Dataset records on visual material
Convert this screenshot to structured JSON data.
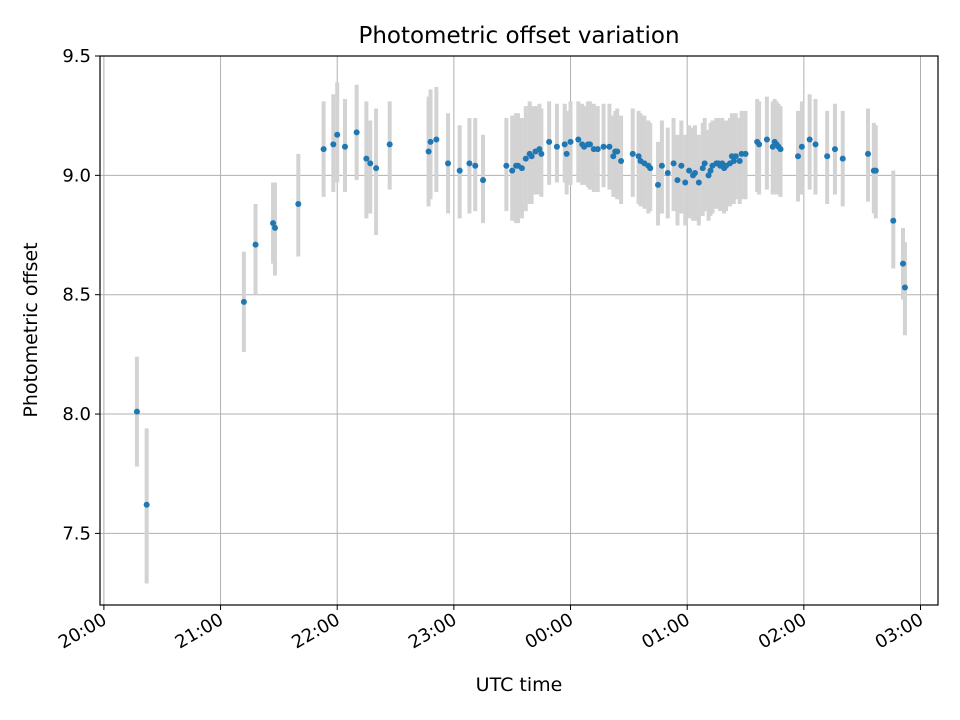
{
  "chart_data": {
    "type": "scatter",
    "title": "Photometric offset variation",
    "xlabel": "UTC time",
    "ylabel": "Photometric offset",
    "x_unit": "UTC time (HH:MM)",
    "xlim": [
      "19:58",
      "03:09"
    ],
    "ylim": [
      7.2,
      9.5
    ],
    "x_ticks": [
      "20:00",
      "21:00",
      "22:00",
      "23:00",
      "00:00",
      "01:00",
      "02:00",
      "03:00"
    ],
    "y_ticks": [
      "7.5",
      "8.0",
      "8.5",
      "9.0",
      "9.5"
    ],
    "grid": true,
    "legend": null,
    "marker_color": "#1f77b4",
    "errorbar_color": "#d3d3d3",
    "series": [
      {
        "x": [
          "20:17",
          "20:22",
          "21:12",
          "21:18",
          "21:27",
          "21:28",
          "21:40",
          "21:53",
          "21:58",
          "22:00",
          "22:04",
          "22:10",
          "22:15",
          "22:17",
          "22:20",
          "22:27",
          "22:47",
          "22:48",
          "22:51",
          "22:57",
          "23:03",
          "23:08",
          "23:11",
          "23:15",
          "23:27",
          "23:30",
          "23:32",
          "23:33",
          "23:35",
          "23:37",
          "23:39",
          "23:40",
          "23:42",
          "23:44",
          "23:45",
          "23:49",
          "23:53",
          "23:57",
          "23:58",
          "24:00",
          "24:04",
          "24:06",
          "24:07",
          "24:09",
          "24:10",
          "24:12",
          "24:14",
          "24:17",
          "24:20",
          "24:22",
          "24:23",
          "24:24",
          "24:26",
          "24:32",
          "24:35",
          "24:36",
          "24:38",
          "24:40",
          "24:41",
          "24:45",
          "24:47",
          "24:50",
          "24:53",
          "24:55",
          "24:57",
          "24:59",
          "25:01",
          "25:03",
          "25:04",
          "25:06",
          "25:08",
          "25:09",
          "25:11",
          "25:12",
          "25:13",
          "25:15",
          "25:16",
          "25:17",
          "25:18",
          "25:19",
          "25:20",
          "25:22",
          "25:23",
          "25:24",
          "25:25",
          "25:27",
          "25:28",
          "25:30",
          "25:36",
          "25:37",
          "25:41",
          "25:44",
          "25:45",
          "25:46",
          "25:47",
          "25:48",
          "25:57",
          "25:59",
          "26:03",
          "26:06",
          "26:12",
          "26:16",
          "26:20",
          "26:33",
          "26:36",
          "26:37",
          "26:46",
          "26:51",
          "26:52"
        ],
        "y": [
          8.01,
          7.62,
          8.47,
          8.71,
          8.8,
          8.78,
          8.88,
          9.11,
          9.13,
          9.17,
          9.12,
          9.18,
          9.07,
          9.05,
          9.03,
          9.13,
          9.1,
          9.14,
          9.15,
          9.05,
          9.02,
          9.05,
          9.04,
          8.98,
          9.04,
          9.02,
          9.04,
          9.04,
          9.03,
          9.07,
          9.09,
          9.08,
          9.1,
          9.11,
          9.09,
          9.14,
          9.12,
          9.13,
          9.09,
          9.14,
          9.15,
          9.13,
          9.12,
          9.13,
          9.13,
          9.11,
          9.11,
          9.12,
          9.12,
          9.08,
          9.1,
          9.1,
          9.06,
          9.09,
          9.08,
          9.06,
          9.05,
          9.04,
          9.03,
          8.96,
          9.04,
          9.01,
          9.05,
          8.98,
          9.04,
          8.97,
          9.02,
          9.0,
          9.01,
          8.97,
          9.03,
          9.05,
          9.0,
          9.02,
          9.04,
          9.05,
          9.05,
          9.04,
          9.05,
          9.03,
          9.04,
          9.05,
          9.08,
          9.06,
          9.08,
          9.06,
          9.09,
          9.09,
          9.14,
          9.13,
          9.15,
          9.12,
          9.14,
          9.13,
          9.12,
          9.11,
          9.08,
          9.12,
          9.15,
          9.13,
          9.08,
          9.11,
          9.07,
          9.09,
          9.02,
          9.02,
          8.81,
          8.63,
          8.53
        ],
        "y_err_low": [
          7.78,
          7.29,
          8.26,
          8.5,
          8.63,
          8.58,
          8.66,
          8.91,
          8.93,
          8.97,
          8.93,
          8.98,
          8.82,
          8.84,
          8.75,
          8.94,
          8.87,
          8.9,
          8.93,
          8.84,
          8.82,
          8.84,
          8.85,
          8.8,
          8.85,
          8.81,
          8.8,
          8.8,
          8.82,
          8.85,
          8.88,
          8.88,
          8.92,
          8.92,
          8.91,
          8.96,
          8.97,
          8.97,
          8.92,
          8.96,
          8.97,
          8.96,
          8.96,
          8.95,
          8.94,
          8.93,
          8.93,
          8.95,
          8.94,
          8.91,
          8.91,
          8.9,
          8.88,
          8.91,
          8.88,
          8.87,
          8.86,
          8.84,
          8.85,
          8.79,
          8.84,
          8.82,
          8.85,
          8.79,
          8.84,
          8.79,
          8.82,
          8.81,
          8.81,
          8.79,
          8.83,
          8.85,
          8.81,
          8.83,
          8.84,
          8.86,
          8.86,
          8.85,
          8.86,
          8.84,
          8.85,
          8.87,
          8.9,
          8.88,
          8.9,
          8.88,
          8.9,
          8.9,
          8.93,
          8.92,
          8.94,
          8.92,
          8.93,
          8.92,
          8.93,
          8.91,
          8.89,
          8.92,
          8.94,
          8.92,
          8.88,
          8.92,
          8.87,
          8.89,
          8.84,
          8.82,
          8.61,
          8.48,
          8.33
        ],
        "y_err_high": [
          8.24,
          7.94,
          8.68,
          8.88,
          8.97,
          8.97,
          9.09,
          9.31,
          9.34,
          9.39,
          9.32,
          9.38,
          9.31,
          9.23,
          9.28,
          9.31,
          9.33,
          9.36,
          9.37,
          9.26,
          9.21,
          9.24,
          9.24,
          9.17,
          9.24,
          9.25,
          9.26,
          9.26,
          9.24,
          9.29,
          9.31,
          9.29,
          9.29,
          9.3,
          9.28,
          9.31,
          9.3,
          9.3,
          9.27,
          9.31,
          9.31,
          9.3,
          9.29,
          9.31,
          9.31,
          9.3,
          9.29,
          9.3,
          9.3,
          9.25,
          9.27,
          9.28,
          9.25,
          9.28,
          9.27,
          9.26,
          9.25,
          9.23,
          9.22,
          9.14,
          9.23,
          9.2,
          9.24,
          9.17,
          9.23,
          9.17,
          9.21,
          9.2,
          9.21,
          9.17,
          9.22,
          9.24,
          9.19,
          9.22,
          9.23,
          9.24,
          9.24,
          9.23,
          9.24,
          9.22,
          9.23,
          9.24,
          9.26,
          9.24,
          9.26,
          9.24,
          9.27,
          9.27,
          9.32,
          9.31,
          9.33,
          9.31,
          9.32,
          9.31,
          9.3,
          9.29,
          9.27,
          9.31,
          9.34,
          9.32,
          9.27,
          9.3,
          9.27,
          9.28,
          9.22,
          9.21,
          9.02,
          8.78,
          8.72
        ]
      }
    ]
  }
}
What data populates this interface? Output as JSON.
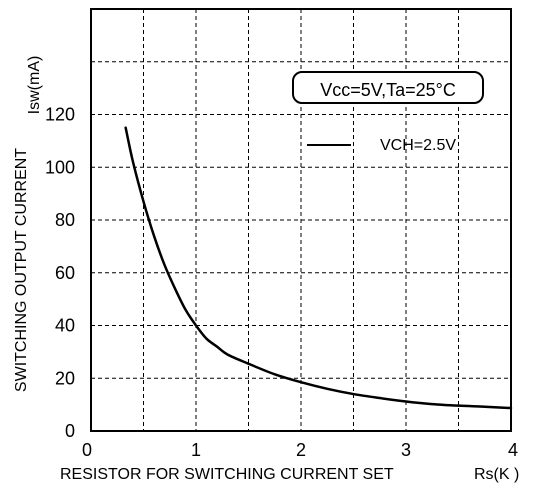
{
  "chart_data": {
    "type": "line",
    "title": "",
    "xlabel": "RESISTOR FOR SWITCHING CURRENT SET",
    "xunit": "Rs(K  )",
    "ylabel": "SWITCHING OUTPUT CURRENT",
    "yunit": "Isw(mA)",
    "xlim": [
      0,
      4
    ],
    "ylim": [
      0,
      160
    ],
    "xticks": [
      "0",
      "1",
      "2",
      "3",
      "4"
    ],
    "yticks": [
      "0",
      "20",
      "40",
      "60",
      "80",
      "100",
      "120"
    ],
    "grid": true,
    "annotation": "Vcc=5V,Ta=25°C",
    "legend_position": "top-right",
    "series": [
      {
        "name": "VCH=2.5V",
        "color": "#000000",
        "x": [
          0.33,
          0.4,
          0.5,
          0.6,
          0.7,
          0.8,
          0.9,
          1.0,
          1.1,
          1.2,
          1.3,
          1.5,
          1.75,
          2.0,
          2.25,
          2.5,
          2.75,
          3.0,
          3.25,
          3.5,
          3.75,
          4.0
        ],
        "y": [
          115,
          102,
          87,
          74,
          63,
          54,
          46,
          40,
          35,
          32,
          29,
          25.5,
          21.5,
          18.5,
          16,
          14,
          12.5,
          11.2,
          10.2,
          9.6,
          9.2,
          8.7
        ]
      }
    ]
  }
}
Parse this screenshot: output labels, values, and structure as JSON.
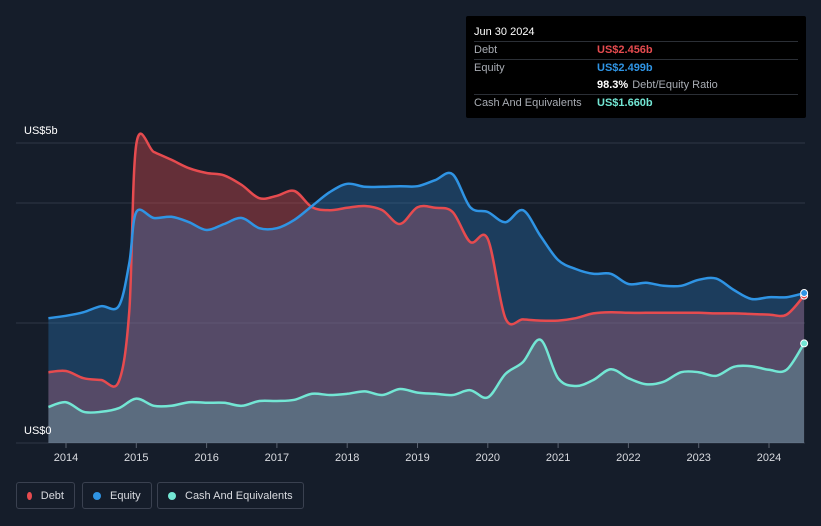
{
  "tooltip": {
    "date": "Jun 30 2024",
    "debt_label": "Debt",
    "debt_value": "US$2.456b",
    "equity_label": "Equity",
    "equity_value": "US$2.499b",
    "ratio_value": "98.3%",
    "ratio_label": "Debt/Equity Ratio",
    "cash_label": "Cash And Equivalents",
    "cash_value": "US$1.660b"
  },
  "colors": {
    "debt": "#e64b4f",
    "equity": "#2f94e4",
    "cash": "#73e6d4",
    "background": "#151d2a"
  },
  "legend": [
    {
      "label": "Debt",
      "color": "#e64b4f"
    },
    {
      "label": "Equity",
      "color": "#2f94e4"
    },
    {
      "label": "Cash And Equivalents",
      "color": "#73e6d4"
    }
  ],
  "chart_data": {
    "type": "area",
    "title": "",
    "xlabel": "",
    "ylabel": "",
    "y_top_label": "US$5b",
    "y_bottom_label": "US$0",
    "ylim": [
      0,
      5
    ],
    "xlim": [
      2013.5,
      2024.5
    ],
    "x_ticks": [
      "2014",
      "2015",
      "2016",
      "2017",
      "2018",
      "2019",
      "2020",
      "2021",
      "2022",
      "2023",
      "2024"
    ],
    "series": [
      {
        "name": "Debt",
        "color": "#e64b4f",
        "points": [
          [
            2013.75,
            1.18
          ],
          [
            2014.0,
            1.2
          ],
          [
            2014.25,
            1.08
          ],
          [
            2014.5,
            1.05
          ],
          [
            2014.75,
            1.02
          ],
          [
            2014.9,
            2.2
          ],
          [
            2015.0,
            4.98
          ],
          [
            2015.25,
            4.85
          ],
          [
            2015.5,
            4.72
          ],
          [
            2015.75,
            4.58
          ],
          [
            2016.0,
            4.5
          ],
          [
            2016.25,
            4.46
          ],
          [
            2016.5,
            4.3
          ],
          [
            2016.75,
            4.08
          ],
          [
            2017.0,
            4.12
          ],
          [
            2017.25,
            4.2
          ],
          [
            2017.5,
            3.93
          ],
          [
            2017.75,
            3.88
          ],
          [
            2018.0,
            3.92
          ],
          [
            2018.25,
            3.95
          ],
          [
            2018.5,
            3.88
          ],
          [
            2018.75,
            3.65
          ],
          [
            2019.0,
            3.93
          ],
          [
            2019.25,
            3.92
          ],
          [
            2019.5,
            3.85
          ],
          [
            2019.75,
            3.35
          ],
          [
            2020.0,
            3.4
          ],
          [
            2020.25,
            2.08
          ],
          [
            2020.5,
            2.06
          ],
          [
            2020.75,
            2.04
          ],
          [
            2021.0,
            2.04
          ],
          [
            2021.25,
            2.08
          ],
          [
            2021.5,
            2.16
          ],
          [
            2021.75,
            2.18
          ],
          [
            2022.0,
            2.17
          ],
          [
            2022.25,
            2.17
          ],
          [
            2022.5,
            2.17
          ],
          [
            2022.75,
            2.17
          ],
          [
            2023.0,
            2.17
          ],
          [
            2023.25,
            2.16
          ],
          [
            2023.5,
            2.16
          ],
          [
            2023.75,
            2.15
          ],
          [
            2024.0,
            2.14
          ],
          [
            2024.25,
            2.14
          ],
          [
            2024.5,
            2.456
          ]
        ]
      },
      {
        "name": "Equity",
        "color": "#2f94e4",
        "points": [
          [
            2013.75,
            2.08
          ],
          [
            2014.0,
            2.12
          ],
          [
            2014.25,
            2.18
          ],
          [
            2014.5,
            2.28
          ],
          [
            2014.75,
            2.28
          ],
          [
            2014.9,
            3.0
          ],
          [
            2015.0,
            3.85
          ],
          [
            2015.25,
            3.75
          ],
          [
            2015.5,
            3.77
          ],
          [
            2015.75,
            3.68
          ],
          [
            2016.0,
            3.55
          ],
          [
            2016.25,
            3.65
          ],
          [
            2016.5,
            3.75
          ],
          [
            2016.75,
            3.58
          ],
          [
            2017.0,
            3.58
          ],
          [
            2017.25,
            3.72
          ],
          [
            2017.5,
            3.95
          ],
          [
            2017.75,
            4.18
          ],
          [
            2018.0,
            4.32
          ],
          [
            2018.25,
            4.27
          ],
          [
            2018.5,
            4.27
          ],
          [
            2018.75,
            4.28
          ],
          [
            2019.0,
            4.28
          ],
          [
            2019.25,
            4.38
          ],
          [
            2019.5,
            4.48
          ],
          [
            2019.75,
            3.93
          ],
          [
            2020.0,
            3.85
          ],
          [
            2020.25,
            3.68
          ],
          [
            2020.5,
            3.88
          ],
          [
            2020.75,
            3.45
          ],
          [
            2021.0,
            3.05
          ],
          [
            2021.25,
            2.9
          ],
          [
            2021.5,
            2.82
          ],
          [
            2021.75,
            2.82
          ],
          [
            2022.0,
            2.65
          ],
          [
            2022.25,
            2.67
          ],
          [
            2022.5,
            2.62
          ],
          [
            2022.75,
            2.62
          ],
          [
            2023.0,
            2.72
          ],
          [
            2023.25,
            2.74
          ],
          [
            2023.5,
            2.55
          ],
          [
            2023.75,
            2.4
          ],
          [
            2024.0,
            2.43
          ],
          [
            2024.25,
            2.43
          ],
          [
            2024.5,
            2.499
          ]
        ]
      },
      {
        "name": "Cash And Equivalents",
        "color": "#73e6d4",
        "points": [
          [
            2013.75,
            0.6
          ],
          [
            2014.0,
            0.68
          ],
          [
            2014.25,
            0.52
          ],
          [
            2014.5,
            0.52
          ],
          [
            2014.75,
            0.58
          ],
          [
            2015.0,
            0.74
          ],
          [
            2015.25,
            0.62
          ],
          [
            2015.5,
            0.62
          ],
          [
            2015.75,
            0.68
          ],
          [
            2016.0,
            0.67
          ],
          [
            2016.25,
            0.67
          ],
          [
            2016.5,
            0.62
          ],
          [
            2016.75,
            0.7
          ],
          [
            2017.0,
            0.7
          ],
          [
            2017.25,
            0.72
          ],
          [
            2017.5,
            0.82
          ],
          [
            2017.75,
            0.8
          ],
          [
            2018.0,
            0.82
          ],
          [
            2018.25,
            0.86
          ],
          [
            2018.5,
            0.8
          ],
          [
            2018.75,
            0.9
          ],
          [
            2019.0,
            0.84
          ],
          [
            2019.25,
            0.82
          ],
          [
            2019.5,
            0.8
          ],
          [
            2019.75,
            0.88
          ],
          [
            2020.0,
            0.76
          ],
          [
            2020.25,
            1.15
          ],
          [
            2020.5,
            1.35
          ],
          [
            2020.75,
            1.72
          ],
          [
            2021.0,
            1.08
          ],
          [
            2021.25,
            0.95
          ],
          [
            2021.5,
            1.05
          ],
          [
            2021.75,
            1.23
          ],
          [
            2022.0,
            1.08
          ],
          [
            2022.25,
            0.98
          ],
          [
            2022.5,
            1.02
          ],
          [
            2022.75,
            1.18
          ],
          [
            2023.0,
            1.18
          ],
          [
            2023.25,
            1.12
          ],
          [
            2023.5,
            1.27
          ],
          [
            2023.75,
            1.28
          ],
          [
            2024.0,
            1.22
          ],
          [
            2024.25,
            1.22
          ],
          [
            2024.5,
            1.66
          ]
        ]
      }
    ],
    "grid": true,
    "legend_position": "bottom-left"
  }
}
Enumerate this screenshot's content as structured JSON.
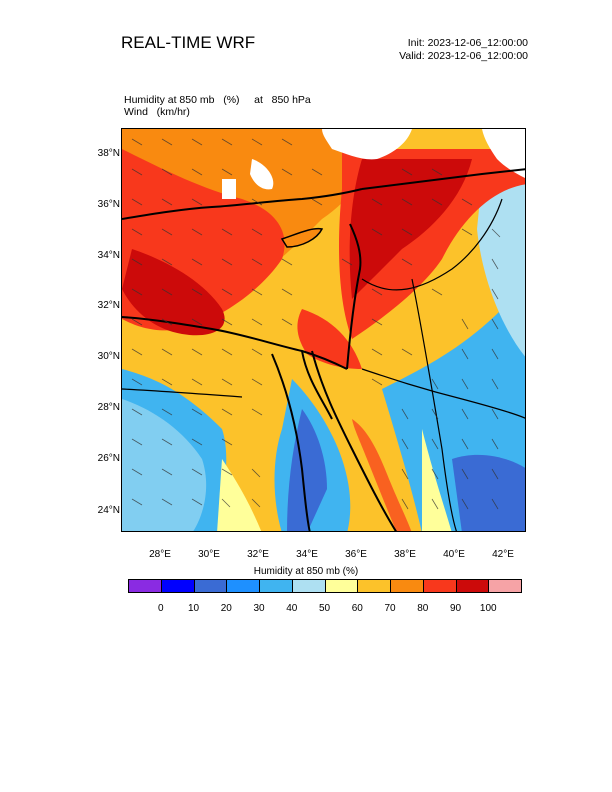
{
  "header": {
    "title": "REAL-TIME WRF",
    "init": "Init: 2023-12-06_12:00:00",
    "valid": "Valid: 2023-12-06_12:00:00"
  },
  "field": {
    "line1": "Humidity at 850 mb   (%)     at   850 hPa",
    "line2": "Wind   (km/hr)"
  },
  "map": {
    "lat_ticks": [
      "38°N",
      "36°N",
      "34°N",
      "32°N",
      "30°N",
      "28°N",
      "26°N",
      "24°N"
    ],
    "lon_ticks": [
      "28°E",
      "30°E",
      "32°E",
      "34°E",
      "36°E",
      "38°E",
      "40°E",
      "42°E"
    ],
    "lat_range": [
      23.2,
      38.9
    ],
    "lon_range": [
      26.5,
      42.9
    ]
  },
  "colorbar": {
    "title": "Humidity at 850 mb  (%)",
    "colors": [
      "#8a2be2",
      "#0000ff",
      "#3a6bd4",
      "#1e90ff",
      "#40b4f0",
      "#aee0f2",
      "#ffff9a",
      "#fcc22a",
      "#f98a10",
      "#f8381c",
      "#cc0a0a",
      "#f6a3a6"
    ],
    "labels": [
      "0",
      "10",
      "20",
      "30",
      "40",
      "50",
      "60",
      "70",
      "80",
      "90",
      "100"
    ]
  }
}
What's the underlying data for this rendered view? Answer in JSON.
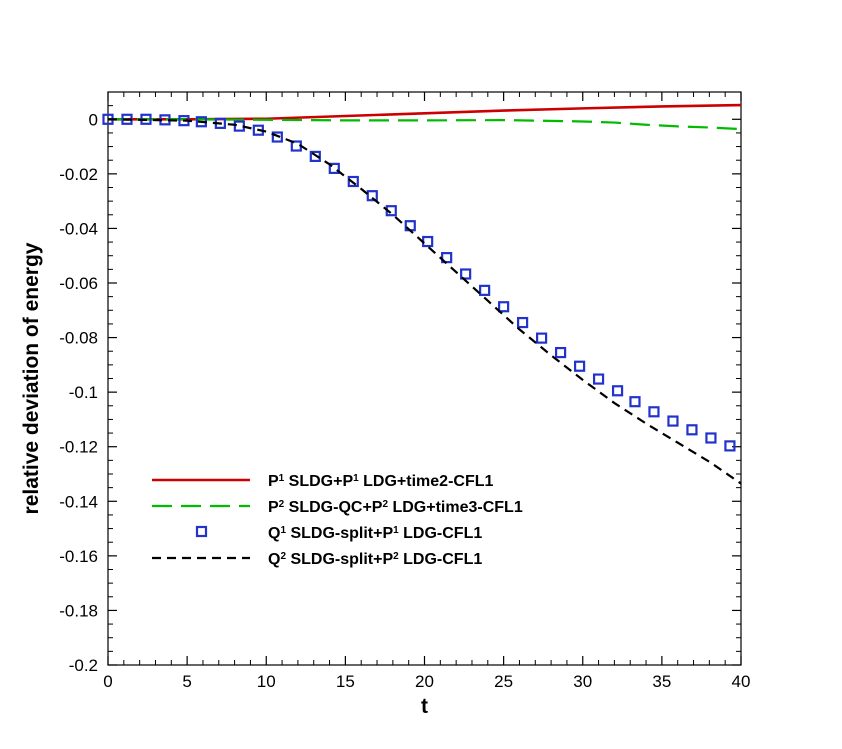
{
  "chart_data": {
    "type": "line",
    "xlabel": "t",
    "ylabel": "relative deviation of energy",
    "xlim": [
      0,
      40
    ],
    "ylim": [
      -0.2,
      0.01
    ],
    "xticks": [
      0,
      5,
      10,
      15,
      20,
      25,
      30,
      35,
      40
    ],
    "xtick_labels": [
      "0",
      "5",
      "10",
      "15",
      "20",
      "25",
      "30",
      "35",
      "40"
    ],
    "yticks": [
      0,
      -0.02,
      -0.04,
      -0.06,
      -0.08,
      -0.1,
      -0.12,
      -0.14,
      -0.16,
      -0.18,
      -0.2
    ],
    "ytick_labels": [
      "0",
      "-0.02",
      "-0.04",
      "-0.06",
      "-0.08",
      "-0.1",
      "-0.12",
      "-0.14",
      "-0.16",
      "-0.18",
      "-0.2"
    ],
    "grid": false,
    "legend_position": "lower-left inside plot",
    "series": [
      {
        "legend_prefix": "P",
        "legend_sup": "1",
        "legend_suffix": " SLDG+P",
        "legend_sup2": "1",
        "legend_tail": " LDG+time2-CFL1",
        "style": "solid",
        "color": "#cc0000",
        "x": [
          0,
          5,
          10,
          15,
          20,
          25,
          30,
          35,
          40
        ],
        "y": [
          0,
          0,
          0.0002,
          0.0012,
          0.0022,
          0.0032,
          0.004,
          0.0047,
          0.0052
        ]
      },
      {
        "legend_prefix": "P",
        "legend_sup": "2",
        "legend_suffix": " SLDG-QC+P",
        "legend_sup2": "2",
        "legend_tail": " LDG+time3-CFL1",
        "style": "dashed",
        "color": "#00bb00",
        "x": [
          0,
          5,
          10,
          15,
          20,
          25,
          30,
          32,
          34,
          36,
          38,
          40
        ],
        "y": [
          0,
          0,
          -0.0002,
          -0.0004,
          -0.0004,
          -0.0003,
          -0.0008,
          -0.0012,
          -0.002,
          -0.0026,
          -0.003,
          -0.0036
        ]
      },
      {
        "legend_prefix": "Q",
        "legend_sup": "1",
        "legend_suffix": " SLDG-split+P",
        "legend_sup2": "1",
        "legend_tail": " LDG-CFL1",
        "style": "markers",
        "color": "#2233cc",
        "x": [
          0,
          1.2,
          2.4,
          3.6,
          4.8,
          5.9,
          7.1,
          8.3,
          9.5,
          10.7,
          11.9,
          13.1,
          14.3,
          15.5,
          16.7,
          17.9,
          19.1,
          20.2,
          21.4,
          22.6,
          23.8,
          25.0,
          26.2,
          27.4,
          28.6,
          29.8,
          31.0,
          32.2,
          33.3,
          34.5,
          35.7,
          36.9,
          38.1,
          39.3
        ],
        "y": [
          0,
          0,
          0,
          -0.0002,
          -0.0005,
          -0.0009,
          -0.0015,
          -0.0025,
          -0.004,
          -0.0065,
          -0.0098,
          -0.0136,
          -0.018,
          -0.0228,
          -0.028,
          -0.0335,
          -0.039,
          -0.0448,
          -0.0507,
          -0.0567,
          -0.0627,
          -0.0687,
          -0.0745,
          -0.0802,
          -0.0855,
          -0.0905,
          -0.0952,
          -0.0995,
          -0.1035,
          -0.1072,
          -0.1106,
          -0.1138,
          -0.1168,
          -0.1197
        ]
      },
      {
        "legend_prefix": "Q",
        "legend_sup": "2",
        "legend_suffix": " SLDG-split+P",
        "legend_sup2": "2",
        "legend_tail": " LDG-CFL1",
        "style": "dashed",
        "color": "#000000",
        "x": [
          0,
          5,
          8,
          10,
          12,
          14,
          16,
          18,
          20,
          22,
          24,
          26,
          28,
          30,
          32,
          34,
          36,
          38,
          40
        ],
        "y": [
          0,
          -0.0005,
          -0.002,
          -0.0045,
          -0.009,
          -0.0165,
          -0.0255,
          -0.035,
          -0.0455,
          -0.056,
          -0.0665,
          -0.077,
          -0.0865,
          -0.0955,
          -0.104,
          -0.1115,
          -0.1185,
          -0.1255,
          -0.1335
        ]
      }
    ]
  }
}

| Set exercise |
Copy out all lines that carry the word "offset".

| Result of the exercise |
    "title": "Photometric offset variation",
    "ylabel": "Photometric offset",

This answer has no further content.